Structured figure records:
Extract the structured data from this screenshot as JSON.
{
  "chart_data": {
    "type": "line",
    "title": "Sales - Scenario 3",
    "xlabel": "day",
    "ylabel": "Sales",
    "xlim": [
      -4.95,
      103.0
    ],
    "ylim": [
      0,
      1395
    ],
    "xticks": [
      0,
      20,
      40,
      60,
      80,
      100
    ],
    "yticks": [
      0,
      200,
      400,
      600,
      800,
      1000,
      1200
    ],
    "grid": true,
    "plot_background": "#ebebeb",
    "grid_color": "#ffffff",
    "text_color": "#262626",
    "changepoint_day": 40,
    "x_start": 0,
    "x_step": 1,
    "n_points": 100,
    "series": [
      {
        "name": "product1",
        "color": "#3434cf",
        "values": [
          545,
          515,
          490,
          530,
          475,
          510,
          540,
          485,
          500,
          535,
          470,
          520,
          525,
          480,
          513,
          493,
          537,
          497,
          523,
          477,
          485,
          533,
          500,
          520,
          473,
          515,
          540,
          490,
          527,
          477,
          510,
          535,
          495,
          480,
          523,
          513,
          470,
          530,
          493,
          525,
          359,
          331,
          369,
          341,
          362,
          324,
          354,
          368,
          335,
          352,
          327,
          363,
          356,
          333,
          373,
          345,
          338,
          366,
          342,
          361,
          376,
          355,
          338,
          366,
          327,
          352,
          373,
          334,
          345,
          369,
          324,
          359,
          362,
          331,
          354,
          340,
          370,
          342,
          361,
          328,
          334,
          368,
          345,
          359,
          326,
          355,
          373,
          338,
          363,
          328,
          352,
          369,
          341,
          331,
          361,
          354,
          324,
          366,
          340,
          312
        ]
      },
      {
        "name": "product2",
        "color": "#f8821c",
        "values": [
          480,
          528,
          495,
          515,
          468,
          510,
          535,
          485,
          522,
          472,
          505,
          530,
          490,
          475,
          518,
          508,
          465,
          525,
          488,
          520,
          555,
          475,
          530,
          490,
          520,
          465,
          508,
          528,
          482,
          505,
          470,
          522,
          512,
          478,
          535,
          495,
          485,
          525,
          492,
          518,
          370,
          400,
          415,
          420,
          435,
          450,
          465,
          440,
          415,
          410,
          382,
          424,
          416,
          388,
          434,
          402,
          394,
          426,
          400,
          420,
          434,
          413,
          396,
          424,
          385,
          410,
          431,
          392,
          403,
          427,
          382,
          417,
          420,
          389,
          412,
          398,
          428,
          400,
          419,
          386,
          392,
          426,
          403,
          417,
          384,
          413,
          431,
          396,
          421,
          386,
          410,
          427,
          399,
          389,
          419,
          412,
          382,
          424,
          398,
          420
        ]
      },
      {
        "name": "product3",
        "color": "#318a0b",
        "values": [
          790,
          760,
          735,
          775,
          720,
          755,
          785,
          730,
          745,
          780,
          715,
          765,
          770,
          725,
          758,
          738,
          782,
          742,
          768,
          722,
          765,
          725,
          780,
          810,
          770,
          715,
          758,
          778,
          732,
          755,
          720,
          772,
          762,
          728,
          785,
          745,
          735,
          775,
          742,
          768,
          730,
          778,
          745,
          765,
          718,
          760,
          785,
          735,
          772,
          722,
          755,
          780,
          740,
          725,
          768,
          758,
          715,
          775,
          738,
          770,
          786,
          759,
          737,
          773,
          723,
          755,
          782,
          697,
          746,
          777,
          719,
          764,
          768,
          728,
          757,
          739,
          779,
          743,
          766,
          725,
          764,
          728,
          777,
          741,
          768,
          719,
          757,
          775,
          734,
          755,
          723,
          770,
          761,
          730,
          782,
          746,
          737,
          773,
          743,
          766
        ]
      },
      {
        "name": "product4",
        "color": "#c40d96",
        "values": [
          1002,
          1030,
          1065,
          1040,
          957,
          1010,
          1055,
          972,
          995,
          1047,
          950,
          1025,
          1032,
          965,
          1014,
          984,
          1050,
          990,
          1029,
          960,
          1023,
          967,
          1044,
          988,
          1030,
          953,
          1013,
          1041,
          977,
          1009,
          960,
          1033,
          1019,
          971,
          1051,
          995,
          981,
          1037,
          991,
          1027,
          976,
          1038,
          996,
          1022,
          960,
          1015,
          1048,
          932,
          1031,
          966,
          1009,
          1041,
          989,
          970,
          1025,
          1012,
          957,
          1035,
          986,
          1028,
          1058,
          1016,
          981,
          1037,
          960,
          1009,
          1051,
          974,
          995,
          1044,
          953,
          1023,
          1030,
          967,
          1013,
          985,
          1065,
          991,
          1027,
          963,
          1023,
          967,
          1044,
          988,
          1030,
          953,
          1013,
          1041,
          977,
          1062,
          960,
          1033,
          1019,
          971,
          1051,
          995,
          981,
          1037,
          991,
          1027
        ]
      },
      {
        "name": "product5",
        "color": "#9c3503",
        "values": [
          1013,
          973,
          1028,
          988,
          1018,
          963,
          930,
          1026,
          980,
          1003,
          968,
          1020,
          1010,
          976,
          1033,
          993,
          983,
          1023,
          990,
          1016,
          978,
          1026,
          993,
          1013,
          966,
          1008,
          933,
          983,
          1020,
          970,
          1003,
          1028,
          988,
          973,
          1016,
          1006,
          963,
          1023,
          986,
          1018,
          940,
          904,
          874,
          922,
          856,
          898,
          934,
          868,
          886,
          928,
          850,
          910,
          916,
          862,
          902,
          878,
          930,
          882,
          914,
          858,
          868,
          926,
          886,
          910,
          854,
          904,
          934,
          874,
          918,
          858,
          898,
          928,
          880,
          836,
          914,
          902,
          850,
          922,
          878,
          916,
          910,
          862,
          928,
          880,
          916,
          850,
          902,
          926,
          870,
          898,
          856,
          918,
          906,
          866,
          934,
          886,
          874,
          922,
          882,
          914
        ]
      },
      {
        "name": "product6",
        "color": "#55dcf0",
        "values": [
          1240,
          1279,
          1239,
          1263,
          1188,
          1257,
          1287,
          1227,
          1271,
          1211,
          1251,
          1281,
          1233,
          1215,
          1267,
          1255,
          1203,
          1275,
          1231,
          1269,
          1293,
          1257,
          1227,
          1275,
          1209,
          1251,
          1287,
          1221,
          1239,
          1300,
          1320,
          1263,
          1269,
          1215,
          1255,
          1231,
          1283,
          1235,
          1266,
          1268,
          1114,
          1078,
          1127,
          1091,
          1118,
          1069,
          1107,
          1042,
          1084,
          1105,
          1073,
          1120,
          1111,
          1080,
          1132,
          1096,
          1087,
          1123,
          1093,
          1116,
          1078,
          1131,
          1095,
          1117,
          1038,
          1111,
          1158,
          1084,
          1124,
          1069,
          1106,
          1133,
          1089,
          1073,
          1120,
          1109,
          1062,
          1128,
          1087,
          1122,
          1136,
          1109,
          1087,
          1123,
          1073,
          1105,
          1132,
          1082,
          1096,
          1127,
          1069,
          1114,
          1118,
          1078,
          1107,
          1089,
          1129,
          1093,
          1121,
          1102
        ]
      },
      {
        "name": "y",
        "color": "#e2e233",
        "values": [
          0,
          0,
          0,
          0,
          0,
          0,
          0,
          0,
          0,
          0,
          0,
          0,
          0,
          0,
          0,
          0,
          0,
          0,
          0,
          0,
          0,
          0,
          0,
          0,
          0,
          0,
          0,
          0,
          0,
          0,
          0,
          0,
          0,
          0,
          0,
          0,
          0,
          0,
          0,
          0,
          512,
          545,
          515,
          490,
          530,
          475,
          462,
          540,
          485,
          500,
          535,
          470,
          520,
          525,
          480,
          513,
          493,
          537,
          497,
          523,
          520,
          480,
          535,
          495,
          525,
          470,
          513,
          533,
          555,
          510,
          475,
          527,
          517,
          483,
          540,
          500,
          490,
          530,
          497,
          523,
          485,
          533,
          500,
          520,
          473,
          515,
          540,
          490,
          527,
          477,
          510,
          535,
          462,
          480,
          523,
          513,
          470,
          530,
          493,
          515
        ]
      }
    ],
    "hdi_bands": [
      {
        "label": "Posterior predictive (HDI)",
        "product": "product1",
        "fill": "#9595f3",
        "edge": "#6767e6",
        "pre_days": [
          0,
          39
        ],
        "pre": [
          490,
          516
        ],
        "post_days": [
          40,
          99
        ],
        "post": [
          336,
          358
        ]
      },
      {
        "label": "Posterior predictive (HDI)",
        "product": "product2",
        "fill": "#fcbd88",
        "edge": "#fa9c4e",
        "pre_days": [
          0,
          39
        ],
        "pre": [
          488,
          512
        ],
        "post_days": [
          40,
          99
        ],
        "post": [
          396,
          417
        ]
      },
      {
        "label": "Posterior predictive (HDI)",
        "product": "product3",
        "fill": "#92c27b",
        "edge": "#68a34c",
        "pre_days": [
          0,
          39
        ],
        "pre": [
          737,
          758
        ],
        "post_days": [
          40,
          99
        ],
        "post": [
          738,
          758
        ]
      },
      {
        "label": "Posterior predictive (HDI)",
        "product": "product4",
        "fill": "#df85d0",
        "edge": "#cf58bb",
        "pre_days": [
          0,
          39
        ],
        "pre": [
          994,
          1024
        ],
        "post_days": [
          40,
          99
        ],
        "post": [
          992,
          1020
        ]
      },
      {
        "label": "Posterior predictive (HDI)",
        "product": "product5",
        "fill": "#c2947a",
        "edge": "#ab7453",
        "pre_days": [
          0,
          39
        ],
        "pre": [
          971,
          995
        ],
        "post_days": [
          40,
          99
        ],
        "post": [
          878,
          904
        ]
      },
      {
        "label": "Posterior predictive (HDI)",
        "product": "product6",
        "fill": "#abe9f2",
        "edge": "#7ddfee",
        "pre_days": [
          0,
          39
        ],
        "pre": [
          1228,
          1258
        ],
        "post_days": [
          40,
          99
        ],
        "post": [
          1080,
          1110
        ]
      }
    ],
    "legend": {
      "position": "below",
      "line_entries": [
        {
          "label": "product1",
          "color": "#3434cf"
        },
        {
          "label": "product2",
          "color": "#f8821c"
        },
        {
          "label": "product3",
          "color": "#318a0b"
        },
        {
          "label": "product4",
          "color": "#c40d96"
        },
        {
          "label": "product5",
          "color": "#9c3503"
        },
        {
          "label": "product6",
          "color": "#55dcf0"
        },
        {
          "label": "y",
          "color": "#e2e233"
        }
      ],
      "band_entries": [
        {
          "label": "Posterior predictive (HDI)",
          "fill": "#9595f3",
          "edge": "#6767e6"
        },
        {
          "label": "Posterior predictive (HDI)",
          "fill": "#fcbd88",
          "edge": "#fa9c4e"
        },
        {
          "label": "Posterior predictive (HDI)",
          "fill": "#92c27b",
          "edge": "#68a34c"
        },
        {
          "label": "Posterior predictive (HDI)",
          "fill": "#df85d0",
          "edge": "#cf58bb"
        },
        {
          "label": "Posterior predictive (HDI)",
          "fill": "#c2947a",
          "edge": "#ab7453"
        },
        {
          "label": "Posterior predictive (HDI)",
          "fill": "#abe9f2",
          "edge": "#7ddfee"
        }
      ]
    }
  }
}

**Exercise**
Read the entries above, then pull out the lines that include "fill".

**Solution for this exercise**
        "fill": "#9595f3",
        "fill": "#fcbd88",
        "fill": "#92c27b",
        "fill": "#df85d0",
        "fill": "#c2947a",
        "fill": "#abe9f2",
          "fill": "#9595f3",
          "fill": "#fcbd88",
          "fill": "#92c27b",
          "fill": "#df85d0",
          "fill": "#c2947a",
          "fill": "#abe9f2",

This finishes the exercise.